▸ Extract:
This package contains the code that implements the following paper,
Renjie Chen and Ofir Weber. GPU-Accelerated Locally Injective Shape Deformation. ACM Transactions on Graphics, 36(6) (SIGGRAPH Asia 2017)
The app is built with a combination of MATLAB (for core computation), C++ code (for the UI) and mex/CUDA code (for GPU accelerated optimization).
The C++ source code for the OpenGL UI with MS Visual Studio C++ project files is in the glidviewer folder.
The mex/CUDA source code for the GPU accelerated optimization is in the cuHarmonic folder.
Precompiled binary for the UI and mex/CUDA are provided with the package.
- MS Windows (Windows 7/8/10)
- MATLAB (>2016b)
- A GLSL 3.3 compatible GPU.
- The OpenGL UI (glidviewer.exe)
- CUDA (Compute Capability > 3.5)
- Start MATLAB
- cd to the code folder
- Call glid_main.m within MATLAB. This will automatically open the main GUI, and load the rex shape
- For deformation, the p2p constraint can be edited by
- adding P2P constraints by left clicking on the shape
- moving the p2p target by dragging any p2p constraint
- removing constraints by right clicking the p2p
- GLID Deformer widget
- Energy, isometric energy for the optimization
- Solver, including mesh based AQP and SLIM, and harmonic subspace based Gradient Descent, LBFGS, Newton etc.
- #samples, number of samples on the boundary for the boundary integral approximation
- energy param, the paramter s for Exp Symmetric Dirichlet and AMIPS energies
- Reset Shape, reset the shape to its original state (identity mapping)
- Pause, paurse the iteration
- Clear P2P: remove all the p2p constraints.
The following libraries are needed to compile the code
- OpenGL GUI (glidviewer.exe)
- Eigen http://eigen.tuxfamily.org
- AntTweakBar http://anttweakbar.sourceforge.net
- FreeGLUT http://freeglut.sourceforge.net
- GPU-accelerated solver (cuHarmonic.mexw64)
- cub library https://nvlabs.github.io/cub/

▸ Records supplied:
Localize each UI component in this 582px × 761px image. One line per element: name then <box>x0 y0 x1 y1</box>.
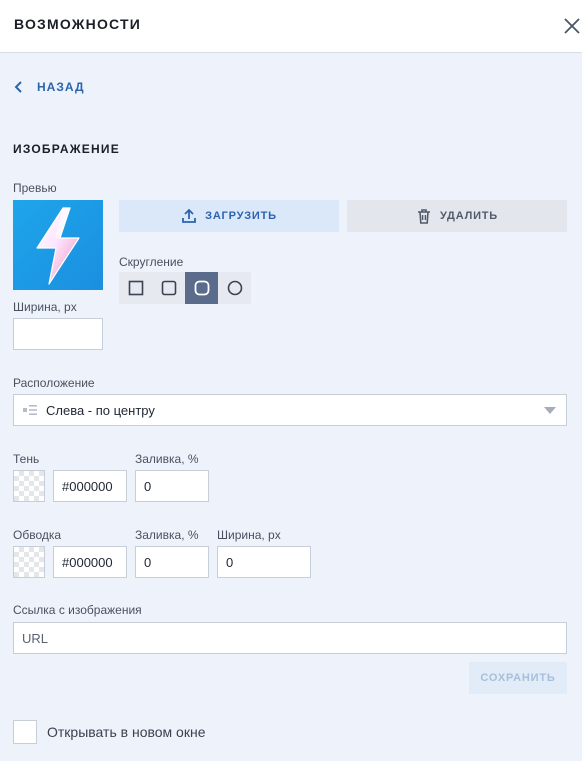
border-width-label: Ширина, px <box>217 528 281 542</box>
preview-label: Превью <box>13 181 57 195</box>
rounded-square-icon <box>161 280 176 296</box>
close-icon[interactable] <box>562 16 582 36</box>
new-window-label: Открывать в новом окне <box>47 724 206 740</box>
border-fill-input[interactable]: 0 <box>135 546 209 578</box>
upload-button[interactable]: ЗАГРУЗИТЬ <box>119 200 339 232</box>
upload-label: ЗАГРУЗИТЬ <box>205 210 277 222</box>
width-label: Ширина, px <box>13 300 77 314</box>
delete-button[interactable]: УДАЛИТЬ <box>347 200 567 232</box>
rounding-circle-option[interactable] <box>218 272 251 304</box>
align-left-icon <box>23 405 37 415</box>
circle-icon <box>227 280 242 296</box>
shadow-label: Тень <box>13 452 40 466</box>
square-icon <box>128 280 143 296</box>
link-url-input[interactable]: URL <box>13 622 567 654</box>
rounding-small-option[interactable] <box>152 272 185 304</box>
panel-title: ВОЗМОЖНОСТИ <box>14 16 142 32</box>
width-input[interactable] <box>13 318 103 350</box>
delete-label: УДАЛИТЬ <box>439 210 499 222</box>
border-width-input[interactable]: 0 <box>217 546 311 578</box>
shadow-color-input[interactable]: #000000 <box>53 470 127 502</box>
trash-icon <box>417 209 430 224</box>
save-button[interactable]: СОХРАНИТЬ <box>469 662 567 694</box>
back-label: НАЗАД <box>37 80 85 94</box>
new-window-checkbox[interactable] <box>13 720 37 744</box>
border-fill-label: Заливка, % <box>135 528 199 542</box>
shadow-fill-input[interactable]: 0 <box>135 470 209 502</box>
upload-icon <box>182 208 197 223</box>
rounding-none-option[interactable] <box>119 272 152 304</box>
link-label: Ссылка с изображения <box>13 603 142 617</box>
rounding-label: Скругление <box>119 255 184 269</box>
chevron-down-icon <box>544 407 556 414</box>
border-color-swatch[interactable] <box>13 546 45 578</box>
shadow-fill-label: Заливка, % <box>135 452 199 466</box>
border-label: Обводка <box>13 528 62 542</box>
border-color-input[interactable]: #000000 <box>53 546 127 578</box>
position-value: Слева - по центру <box>46 402 155 418</box>
header: ВОЗМОЖНОСТИ <box>0 0 582 53</box>
section-title: ИЗОБРАЖЕНИЕ <box>13 142 120 156</box>
rounding-selector <box>119 272 251 304</box>
rounding-medium-option[interactable] <box>185 272 218 304</box>
rounded-square-large-icon <box>194 280 209 296</box>
chevron-left-icon <box>14 81 22 93</box>
position-select[interactable]: Слева - по центру <box>13 394 567 426</box>
shadow-color-swatch[interactable] <box>13 470 45 502</box>
back-button[interactable]: НАЗАД <box>13 80 85 94</box>
image-preview <box>13 200 103 290</box>
position-label: Расположение <box>13 376 95 390</box>
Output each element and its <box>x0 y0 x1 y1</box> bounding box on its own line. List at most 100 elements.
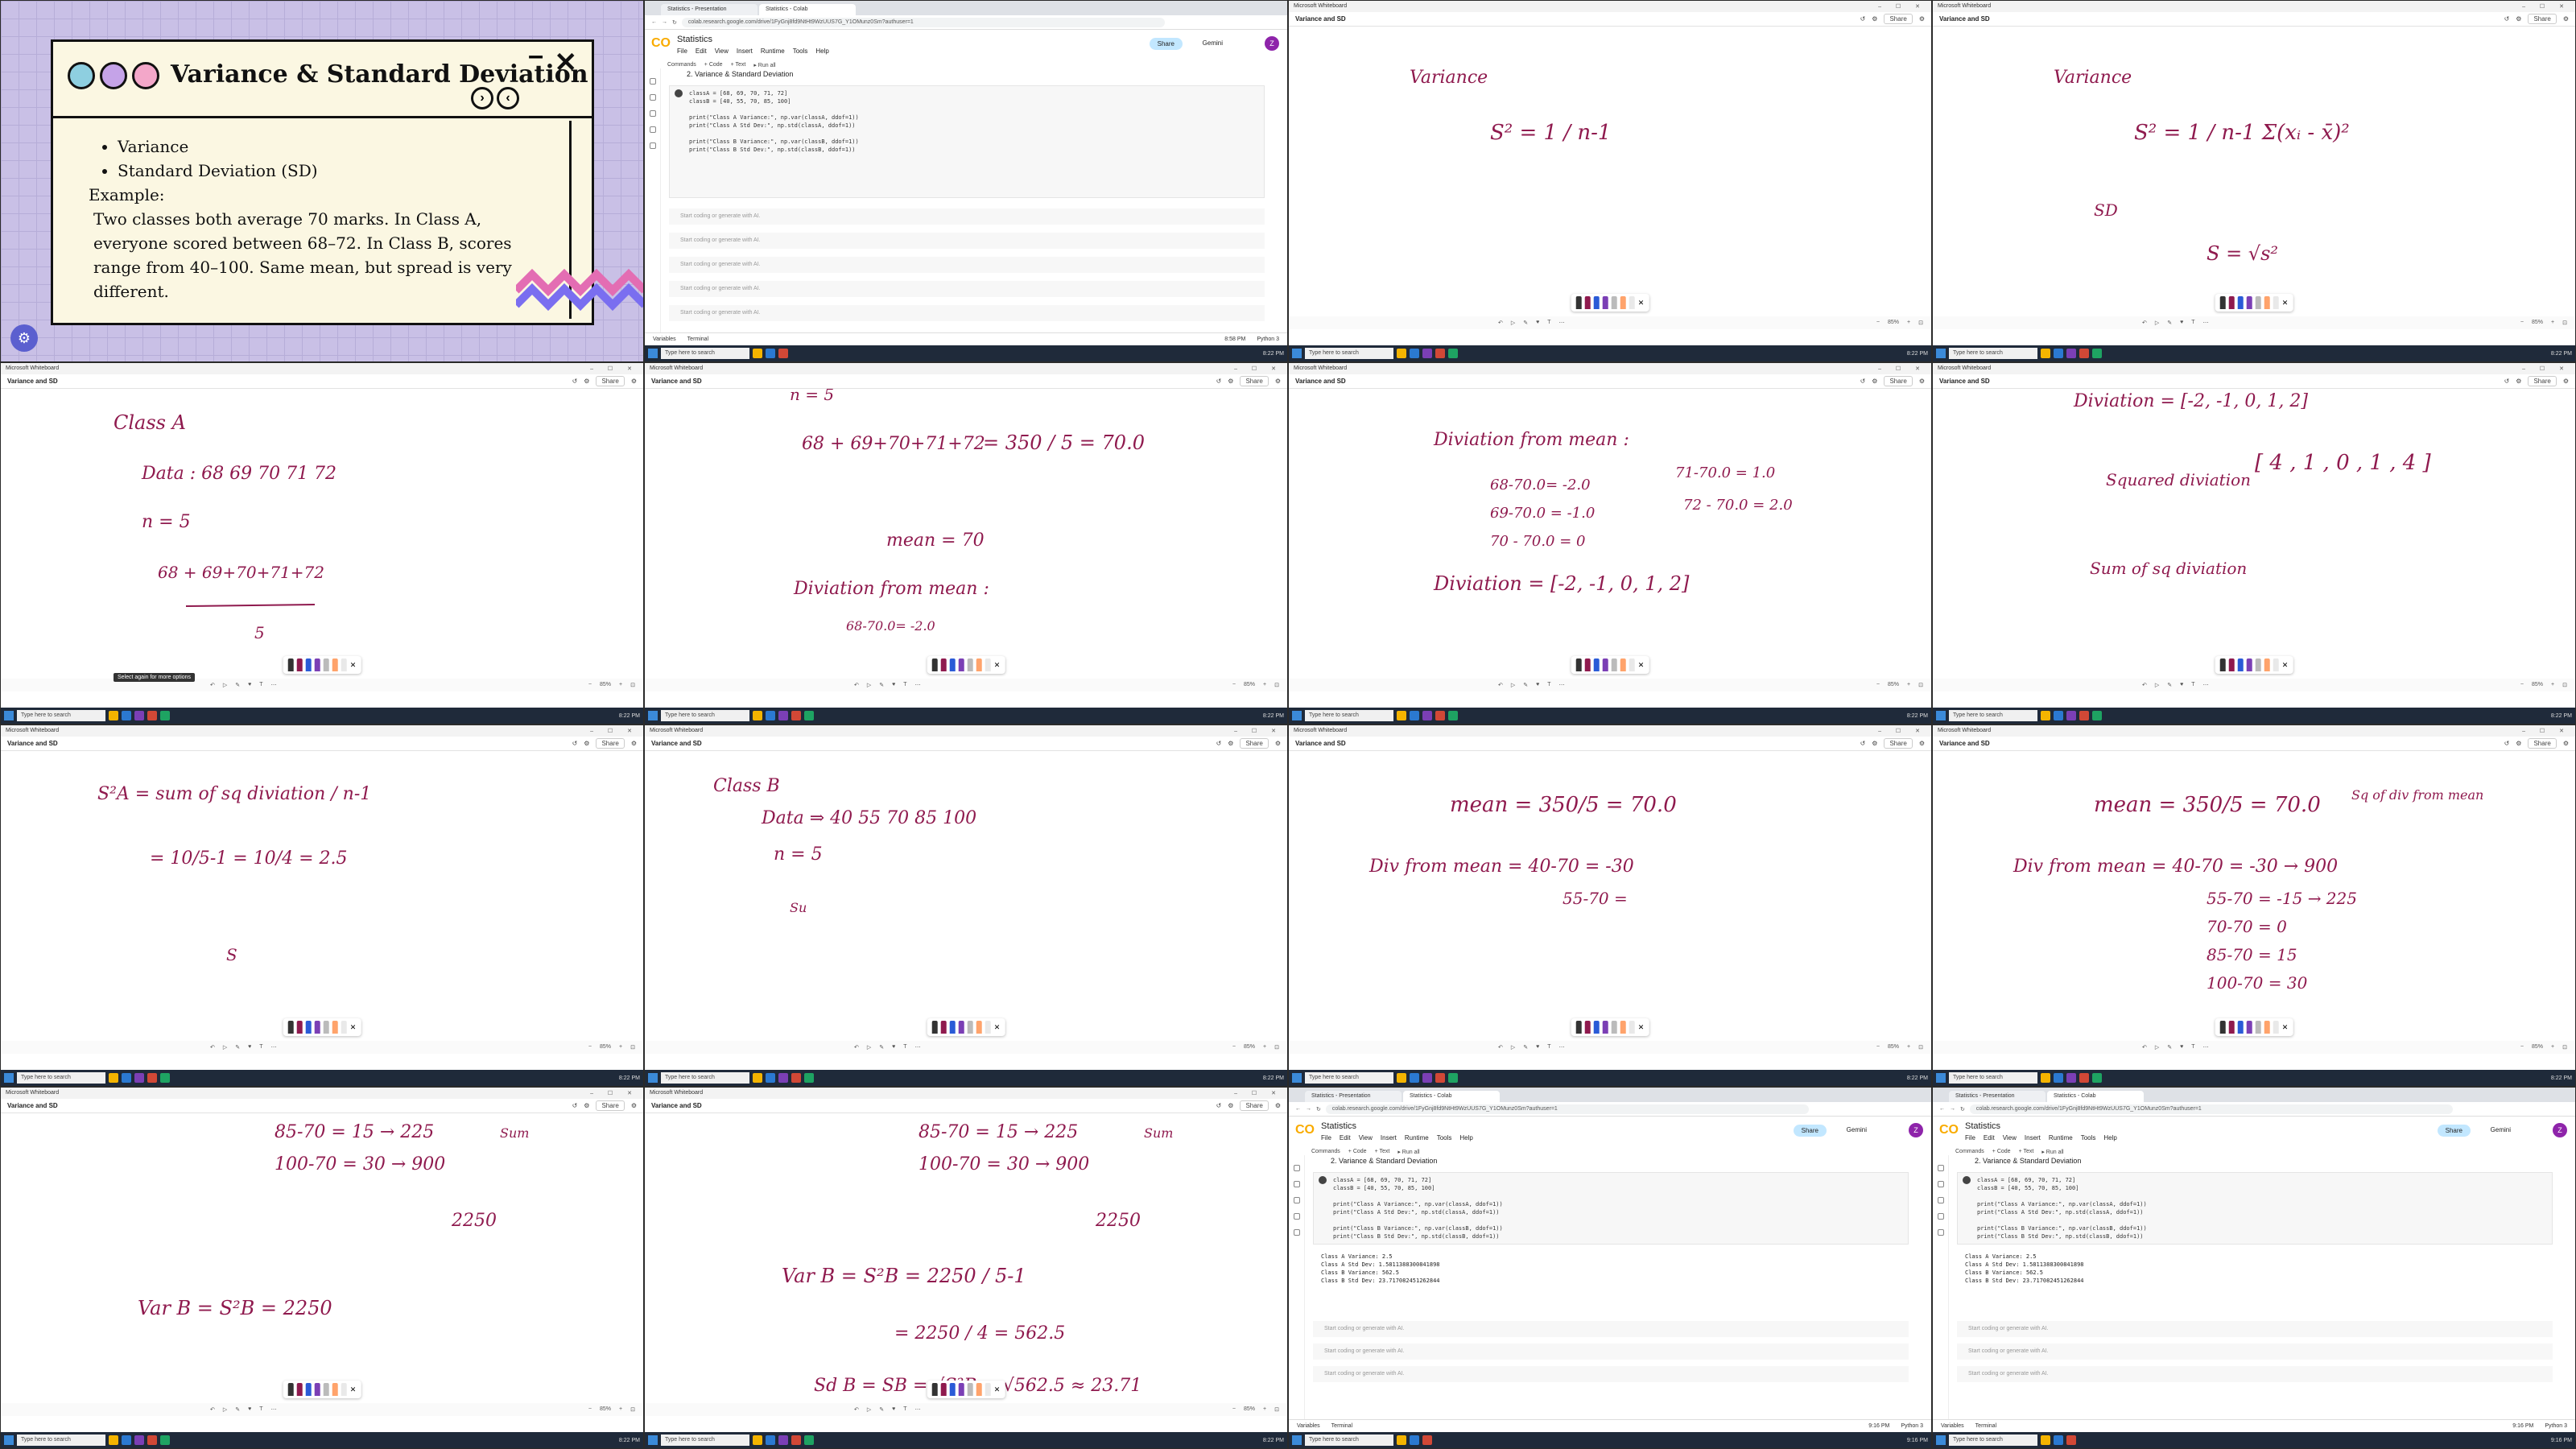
undo-icon[interactable]: ↺ <box>2504 15 2510 23</box>
pen-black[interactable] <box>2219 658 2226 671</box>
pen-blue[interactable] <box>949 1021 956 1034</box>
pen-maroon[interactable] <box>1584 296 1591 309</box>
heart-icon[interactable]: ♥ <box>892 682 895 688</box>
highlighter[interactable] <box>2264 296 2270 309</box>
pen-icon[interactable]: ✎ <box>2167 320 2172 326</box>
empty-cell[interactable]: Start coding or generate with AI. <box>669 305 1265 321</box>
heart-icon[interactable]: ♥ <box>892 1406 895 1413</box>
select-icon[interactable]: ▷ <box>1511 1044 1515 1051</box>
folder-icon[interactable] <box>1938 1229 1944 1236</box>
menu-edit[interactable]: Edit <box>1984 1134 1995 1141</box>
zoom-out-icon[interactable]: − <box>2520 1044 2524 1051</box>
ruler[interactable] <box>2273 296 2279 309</box>
app-icon[interactable] <box>1397 1435 1406 1445</box>
add-code-button[interactable]: + Code <box>1992 1149 2011 1155</box>
window-controls[interactable]: – ☐ ✕ <box>1234 365 1282 372</box>
window-controls[interactable]: – ☐ ✕ <box>1878 3 1926 10</box>
app-icon[interactable] <box>766 349 775 358</box>
code-cell[interactable]: classA = [68, 69, 70, 71, 72] classB = [… <box>1957 1172 2553 1245</box>
reload-icon[interactable]: ↻ <box>1316 1106 1321 1113</box>
gear-icon[interactable]: ⚙ <box>1919 15 1925 23</box>
more-icon[interactable]: ⋯ <box>1559 1044 1565 1051</box>
more-icon[interactable]: ⋯ <box>2203 1044 2209 1051</box>
menu-edit[interactable]: Edit <box>1340 1134 1351 1141</box>
select-icon[interactable]: ▷ <box>2155 1044 2159 1051</box>
app-icon[interactable] <box>791 1073 801 1083</box>
whiteboard-canvas[interactable]: Diviation = [-2, -1, 0, 1, 2] Squared div… <box>1933 389 2575 677</box>
heart-icon[interactable]: ♥ <box>248 1406 251 1413</box>
key-icon[interactable] <box>1938 1213 1944 1220</box>
highlighter[interactable] <box>976 658 982 671</box>
close-icon[interactable]: ✕ <box>350 661 357 670</box>
whiteboard-canvas[interactable]: Variance S² = 1 / n-1 Σ(xᵢ - x̄)² SD S = √s… <box>1933 27 2575 315</box>
commands-button[interactable]: Commands <box>667 62 696 68</box>
search-icon[interactable] <box>650 94 656 101</box>
whiteboard-canvas[interactable]: Variance S² = 1 / n-1 <box>1289 27 1931 315</box>
menu-insert[interactable]: Insert <box>737 47 753 55</box>
highlighter[interactable] <box>332 1383 338 1396</box>
pen-maroon[interactable] <box>296 658 303 671</box>
taskbar-search[interactable]: Type here to search <box>17 1435 105 1446</box>
notebook-title[interactable]: Statistics <box>677 35 712 44</box>
text-icon[interactable]: T <box>1547 320 1550 326</box>
app-icon[interactable] <box>1422 1073 1432 1083</box>
pen-purple[interactable] <box>1602 1021 1608 1034</box>
highlighter[interactable] <box>2264 1021 2270 1034</box>
zoom-out-icon[interactable]: − <box>2520 320 2524 326</box>
app-icon[interactable] <box>2054 711 2063 720</box>
more-icon[interactable]: ⋯ <box>915 1044 921 1051</box>
app-icon[interactable] <box>147 711 157 720</box>
gear-icon[interactable]: ⚙ <box>1275 378 1281 385</box>
select-icon[interactable]: ▷ <box>2155 320 2159 326</box>
pen-icon[interactable]: ✎ <box>235 1406 240 1413</box>
share-button[interactable]: Share <box>1149 38 1183 50</box>
share-button[interactable]: Share <box>2528 738 2557 749</box>
eraser[interactable] <box>323 658 329 671</box>
settings-icon[interactable]: ⚙ <box>2516 740 2521 747</box>
zoom-in-icon[interactable]: + <box>1907 682 1910 688</box>
board-name[interactable]: Variance and SD <box>651 1102 702 1109</box>
select-icon[interactable]: ▷ <box>223 1406 227 1413</box>
add-text-button[interactable]: + Text <box>731 62 746 68</box>
notebook-title[interactable]: Statistics <box>1321 1121 1356 1131</box>
undo-icon[interactable]: ↺ <box>1216 740 1222 747</box>
windows-icon[interactable] <box>1936 711 1946 720</box>
windows-icon[interactable] <box>648 711 658 720</box>
pen-black[interactable] <box>287 658 294 671</box>
undo-icon[interactable]: ↺ <box>572 1102 578 1109</box>
highlighter[interactable] <box>976 1021 982 1034</box>
pen-icon[interactable]: ✎ <box>1523 682 1528 688</box>
ruler[interactable] <box>2273 1021 2279 1034</box>
taskbar-search[interactable]: Type here to search <box>1949 1435 2037 1446</box>
whiteboard-canvas[interactable]: Class A Data : 68 69 70 71 72 n = 5 68 + 69… <box>1 389 643 677</box>
gemini-button[interactable]: Gemini <box>1847 1126 1867 1133</box>
undo-icon[interactable]: ↶ <box>210 1406 215 1413</box>
back-icon[interactable]: ← <box>1939 1106 1945 1112</box>
highlighter[interactable] <box>2264 658 2270 671</box>
app-icon[interactable] <box>1410 1073 1419 1083</box>
close-icon[interactable]: ✕ <box>350 1385 357 1394</box>
window-controls[interactable]: – ☐ ✕ <box>2522 3 2570 10</box>
zoom-in-icon[interactable]: + <box>619 682 622 688</box>
more-icon[interactable]: ⋯ <box>1559 320 1565 326</box>
select-icon[interactable]: ▷ <box>867 1044 871 1051</box>
windows-icon[interactable] <box>648 1073 658 1083</box>
heart-icon[interactable]: ♥ <box>1536 682 1539 688</box>
pen-icon[interactable]: ✎ <box>879 1406 884 1413</box>
gear-icon[interactable]: ⚙ <box>1275 740 1281 747</box>
text-icon[interactable]: T <box>903 1406 906 1413</box>
highlighter[interactable] <box>1620 658 1626 671</box>
variables-tab[interactable]: Variables <box>653 336 676 342</box>
settings-icon[interactable]: ⚙ <box>584 740 589 747</box>
pen-purple[interactable] <box>2246 1021 2252 1034</box>
more-icon[interactable]: ⋯ <box>915 682 921 688</box>
app-icon[interactable] <box>147 1435 157 1445</box>
windows-icon[interactable] <box>4 1073 14 1083</box>
gemini-button[interactable]: Gemini <box>1203 39 1223 47</box>
app-icon[interactable] <box>2066 1435 2076 1445</box>
text-icon[interactable]: T <box>2191 682 2194 688</box>
zoom-in-icon[interactable]: + <box>1263 1044 1266 1051</box>
zoom-in-icon[interactable]: + <box>2551 682 2554 688</box>
add-code-button[interactable]: + Code <box>704 62 723 68</box>
windows-icon[interactable] <box>1936 349 1946 358</box>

▸ Given problem A: Copy the stretch of the readme from "This package contains" through "3.3 compatible GPU.", replacing "package" with "bundle".
▸ Given problem B: Put the stretch of the entries from the line that contains "border-width-label: Ширина, px" through the line that contains "new-window-checkbox[interactable] <box>13 720" into a JSON list of strings, one string per line, leaving out blank lines.
The entries have no connection to the readme.

▸ Final answer A:
This bundle contains the code that implements the following paper,
Renjie Chen and Ofir Weber. GPU-Accelerated Locally Injective Shape Deformation. ACM Transactions on Graphics, 36(6) (SIGGRAPH Asia 2017)
The app is built with a combination of MATLAB (for core computation), C++ code (for the UI) and mex/CUDA code (for GPU accelerated optimization).
The C++ source code for the OpenGL UI with MS Visual Studio C++ project files is in the glidviewer folder.
The mex/CUDA source code for the GPU accelerated optimization is in the cuHarmonic folder.
Precompiled binary for the UI and mex/CUDA are provided with the bundle.
- MS Windows (Windows 7/8/10)
- MATLAB (>2016b)
- A GLSL 3.3 compatible GPU.

▸ Final answer B:
[
  "border-width-label: Ширина, px <box>217 528 281 542</box>",
  "preview-label: Превью <box>13 181 57 195</box>",
  "rounded-square-icon <box>161 280 176 296</box>",
  "close-icon[interactable] <box>562 16 582 36</box>",
  "new-window-label: Открывать в новом окне <box>47 724 206 740</box>",
  "border-fill-input[interactable]: 0 <box>135 546 209 578</box>",
  "upload-button[interactable]: ЗАГРУЗИТЬ <box>119 200 339 232</box>",
  "upload-label: ЗАГРУЗИТЬ <box>205 210 277 222</box>",
  "width-label: Ширина, px <box>13 300 77 314</box>",
  "delete-button[interactable]: УДАЛИТЬ <box>347 200 567 232</box>",
  "rounding-circle-option[interactable] <box>218 272 251 304</box>",
  "align-left-icon <box>23 405 37 415</box>",
  "circle-icon <box>227 280 242 296</box>",
  "shadow-label: Тень <box>13 452 40 466</box>",
  "square-icon <box>128 280 143 296</box>",
  "link-url-input[interactable]: URL <box>13 622 567 654</box>",
  "rounding-small-option[interactable] <box>152 272 185 304</box>",
  "panel-title: ВОЗМОЖНОСТИ <box>14 16 142 32</box>",
  "width-input[interactable] <box>13 318 103 350</box>",
  "delete-label: УДАЛИТЬ <box>439 210 499 222</box>",
  "border-width-input[interactable]: 0 <box>217 546 311 578</box>",
  "shadow-color-input[interactable]: #000000 <box>53 470 127 502</box>",
  "trash-icon <box>417 209 430 224</box>",
  "save-button[interactable]: СОХРАНИТЬ <box>469 662 567 694</box>",
  "back-label: НАЗАД <box>37 80 85 94</box>",
  "new-window-checkbox[interactable] <box>13 720 37 744</box>"
]